***** Excerpt to read *****

I am grateful to have secured this debate. In my maiden speech, I referred to the green belt in my constituency. We do not have a great deal of it, as it has been developed over the years. As a result, the only land now available for development in Broxtowe is either brownfield or green-belt land; we have no greenfield land at all. We are the most densely populated borough in Nottinghamshire, and one of the most densely populated in the east midlands.
In my maiden speech, I referred to the threat to the green belt from development and from open-cast mining. I anticipated that there might be an application by UK Coal. I wish my prediction had been false, but, unfortunately, UK Coal has now made an application for an open-cast mine. I shall briefly address that issue at the end of my speech.
The real threat to the green-belt land in my constituency comes from development, however, and most notably from the borough council’s aligned core strategy document, which is currently out for public consultation. I know the Minister will be interested to hear my observations, which are supported by many of my constituents. We have had many public meetings, some called by me and others by Broxtowe residents. There is absolute agreement about the form that accompanies the so-called public consultation. I believe it is a form that we inherited, so I am not casting aspersions on my own Government alone; this form is a fault of all. It must be almost impossible for anybody to fill in the form with confidence unless they are either an agent or an extremely experienced clerk to one of our brilliant town or parish councils. I urge the Government to look at such forms and the notes that accompany them. When we ask for a public consultation, please can we make sure that ordinary people can fill in the forms that are provided, so that they can truly make their voices heard?
This aligned core strategy document that is out for public consultation in Broxtowe utterly contradicts the national planning policy framework, in which the Government have set out what I believe is an excellent policy on the green belt, and which stresses the need to protect it. I secured a 90-minute debate on green-belt land in Westminster Hall. I will not rehearse the history of the green belt and the reasons it is so special. It was introduced specifically to prevent urban sprawl, so that our communities kept their own identity and there was not coalescence.
In a letter to me dated 22 June, the Minister of State, Department for Communities and Local Government, my right hon. Friend the Member for Tunbridge Wells (Greg Clark), succinctly explains the following:
“The Government attaches great importance to the Green Belt. Our new National Planning Policy Framework provides strong protection to the Green Belt, and explains that only in exceptional circumstances should a Green Belt boundary be amended.
The Framework not only reaffirms policy on the permanence of Green Belt and the need to protect it from inappropriate development, it also makes clear that policies protecting Green Belt are not overridden by the presumption in favour of sustainable development. The presumption should work through, not against, the Local Plan, and of course it is in Local Plans that Green Belt is designated.”
People throughout Broxtowe know that their green-belt land is seriously under threat within the borough because of this document produced by the borough councils and the other councils that form the Greater Nottingham joint planning advisory board—again those are not exactly words that trip off the tongue and are easily identified by ordinary people.

*****

# Given request 1
Quote the green-belt speech starting at "In a letter" and ending at "boundary be amended.".
The speech and the rows have separate origins and are unrelated.

***** The data *****

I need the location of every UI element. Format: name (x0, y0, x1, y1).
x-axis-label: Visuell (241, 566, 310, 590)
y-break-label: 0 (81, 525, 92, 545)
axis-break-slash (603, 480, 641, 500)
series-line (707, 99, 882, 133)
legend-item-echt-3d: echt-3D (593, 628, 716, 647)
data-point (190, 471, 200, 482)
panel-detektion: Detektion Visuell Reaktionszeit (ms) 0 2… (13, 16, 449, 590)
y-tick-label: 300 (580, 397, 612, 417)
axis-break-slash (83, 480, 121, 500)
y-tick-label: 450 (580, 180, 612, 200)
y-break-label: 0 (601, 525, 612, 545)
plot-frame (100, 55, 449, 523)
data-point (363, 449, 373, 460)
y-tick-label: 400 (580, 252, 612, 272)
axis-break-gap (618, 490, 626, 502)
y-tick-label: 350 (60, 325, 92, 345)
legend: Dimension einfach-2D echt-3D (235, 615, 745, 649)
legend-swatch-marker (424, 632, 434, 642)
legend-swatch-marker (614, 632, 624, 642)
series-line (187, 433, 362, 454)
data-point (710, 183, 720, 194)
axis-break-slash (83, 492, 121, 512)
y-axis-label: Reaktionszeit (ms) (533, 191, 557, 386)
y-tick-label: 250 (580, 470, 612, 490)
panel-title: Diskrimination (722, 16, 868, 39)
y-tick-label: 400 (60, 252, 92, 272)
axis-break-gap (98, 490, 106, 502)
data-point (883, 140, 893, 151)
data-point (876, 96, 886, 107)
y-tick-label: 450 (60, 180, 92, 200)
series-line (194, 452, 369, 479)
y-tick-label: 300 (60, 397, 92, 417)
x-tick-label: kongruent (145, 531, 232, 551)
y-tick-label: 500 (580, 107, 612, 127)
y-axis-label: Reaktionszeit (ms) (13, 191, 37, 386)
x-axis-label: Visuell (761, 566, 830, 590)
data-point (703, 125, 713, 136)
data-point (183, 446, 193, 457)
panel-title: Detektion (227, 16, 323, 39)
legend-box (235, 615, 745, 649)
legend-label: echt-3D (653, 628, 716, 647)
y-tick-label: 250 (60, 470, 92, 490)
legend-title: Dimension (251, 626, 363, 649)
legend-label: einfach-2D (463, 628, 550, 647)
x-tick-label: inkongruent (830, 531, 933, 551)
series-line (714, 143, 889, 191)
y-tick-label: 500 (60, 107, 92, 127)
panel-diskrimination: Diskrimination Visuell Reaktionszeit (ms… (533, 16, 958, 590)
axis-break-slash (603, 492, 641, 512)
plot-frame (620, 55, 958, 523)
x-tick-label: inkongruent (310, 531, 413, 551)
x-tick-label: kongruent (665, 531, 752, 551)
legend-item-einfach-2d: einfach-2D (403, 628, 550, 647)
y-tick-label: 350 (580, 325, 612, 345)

*****

# Given request 2
Gather every line of the rows that contains the string "title", matching case exactly.

# Exercise solution 1
In a letter to me dated 22 June, the Minister of State, Department for Communities and Local Government, my right hon. Friend the Member for Tunbridge Wells (Greg Clark), succinctly explains the following:
“The Government attaches great importance to the Green Belt. Our new National Planning Policy Framework provides strong protection to the Green Belt, and explains that only in exceptional circumstances should a Green Belt boundary be amended.

# Exercise solution 2
panel-title: Diskrimination (722, 16, 868, 39)
panel-title: Detektion (227, 16, 323, 39)
legend-title: Dimension (251, 626, 363, 649)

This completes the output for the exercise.